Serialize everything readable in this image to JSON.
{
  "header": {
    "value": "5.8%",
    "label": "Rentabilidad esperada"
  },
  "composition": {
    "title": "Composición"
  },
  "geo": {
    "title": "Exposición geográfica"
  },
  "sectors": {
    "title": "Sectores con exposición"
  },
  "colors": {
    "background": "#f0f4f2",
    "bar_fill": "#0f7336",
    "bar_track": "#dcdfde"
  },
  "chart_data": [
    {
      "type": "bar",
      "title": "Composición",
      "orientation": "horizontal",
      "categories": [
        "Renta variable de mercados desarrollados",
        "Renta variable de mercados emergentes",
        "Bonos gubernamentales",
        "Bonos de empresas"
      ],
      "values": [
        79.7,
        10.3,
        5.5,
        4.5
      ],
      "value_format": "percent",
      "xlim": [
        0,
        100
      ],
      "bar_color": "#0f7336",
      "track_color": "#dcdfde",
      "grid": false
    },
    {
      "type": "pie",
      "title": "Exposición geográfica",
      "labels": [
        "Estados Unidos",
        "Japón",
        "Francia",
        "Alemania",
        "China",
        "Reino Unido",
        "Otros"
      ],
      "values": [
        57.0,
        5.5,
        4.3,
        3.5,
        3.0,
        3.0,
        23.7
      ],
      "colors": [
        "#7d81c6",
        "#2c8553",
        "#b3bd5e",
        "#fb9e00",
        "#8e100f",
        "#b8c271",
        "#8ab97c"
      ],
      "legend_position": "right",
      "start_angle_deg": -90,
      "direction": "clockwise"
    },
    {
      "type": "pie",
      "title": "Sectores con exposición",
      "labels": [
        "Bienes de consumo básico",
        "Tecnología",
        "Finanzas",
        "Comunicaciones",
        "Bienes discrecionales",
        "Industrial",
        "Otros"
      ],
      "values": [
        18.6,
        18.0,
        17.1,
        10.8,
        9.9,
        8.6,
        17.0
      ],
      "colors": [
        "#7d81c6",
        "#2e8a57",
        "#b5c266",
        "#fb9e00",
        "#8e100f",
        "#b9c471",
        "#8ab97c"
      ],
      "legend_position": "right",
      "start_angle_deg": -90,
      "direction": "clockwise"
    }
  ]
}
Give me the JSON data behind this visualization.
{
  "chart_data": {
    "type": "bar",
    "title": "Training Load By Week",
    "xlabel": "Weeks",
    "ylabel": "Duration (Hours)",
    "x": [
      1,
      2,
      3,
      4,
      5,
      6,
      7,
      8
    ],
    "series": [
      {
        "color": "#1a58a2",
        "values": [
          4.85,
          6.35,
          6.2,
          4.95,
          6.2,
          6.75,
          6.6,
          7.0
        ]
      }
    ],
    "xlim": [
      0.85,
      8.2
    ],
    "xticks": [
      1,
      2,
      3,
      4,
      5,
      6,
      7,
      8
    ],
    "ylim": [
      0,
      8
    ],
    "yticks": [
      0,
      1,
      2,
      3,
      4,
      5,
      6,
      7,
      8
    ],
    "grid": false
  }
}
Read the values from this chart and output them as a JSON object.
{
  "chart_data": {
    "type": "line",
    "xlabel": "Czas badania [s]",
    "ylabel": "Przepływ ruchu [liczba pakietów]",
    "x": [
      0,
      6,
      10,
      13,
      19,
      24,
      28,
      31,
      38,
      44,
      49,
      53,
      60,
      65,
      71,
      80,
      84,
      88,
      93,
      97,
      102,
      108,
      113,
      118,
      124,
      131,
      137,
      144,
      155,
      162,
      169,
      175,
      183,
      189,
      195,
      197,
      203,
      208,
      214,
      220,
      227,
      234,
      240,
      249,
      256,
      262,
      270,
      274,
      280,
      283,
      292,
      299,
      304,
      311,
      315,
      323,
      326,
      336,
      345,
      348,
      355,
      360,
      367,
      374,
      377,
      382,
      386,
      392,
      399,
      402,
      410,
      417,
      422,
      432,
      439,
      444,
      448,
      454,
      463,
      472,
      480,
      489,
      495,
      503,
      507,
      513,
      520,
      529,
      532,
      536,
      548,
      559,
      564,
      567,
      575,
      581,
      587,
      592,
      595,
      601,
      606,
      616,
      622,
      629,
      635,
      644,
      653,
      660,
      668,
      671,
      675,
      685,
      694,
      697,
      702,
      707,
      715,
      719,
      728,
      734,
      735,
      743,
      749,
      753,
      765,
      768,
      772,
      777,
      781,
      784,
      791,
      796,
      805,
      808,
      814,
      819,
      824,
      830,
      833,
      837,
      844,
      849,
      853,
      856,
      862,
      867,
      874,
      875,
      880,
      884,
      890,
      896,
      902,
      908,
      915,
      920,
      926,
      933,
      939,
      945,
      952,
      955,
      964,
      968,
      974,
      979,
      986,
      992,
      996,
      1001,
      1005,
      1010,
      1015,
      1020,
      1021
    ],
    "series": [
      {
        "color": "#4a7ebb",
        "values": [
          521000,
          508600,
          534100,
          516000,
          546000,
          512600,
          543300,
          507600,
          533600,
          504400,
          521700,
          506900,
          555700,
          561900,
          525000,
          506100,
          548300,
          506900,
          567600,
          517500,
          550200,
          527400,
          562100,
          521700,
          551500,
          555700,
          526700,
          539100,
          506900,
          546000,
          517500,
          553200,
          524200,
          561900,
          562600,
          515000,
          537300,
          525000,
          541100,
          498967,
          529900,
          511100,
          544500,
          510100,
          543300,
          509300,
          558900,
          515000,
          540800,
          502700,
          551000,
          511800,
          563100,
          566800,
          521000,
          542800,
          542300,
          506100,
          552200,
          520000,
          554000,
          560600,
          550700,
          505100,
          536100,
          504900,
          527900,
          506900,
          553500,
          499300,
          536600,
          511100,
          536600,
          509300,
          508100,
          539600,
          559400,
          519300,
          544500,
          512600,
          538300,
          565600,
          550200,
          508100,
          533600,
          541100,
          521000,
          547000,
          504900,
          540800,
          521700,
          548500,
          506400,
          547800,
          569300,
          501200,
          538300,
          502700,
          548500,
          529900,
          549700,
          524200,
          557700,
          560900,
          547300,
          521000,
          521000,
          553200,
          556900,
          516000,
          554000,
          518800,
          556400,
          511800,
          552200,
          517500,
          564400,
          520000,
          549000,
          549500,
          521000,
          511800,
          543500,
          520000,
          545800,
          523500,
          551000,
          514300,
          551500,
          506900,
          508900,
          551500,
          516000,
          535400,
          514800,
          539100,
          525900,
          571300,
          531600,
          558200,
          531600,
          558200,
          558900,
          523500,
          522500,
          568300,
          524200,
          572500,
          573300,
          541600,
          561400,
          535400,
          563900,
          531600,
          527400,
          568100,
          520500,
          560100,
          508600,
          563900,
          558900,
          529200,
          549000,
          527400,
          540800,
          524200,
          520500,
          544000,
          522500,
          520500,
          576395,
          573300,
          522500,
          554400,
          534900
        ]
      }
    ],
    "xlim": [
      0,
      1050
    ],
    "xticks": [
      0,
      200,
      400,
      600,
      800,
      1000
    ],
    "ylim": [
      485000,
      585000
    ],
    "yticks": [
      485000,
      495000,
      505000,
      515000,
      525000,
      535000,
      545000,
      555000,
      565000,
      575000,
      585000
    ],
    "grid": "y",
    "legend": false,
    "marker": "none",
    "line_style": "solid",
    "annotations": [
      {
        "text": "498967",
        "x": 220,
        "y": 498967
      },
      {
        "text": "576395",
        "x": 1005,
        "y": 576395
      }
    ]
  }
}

What to do:
Identify all lines in the records above with the word "title".

Answer to the exercise:
    "title": "Composición"
    "title": "Exposición geográfica"
    "title": "Sectores con exposición"
      "title": "Composición",
      "title": "Exposición geográfica",
      "title": "Sectores con exposición",
    "title": "Training Load By Week",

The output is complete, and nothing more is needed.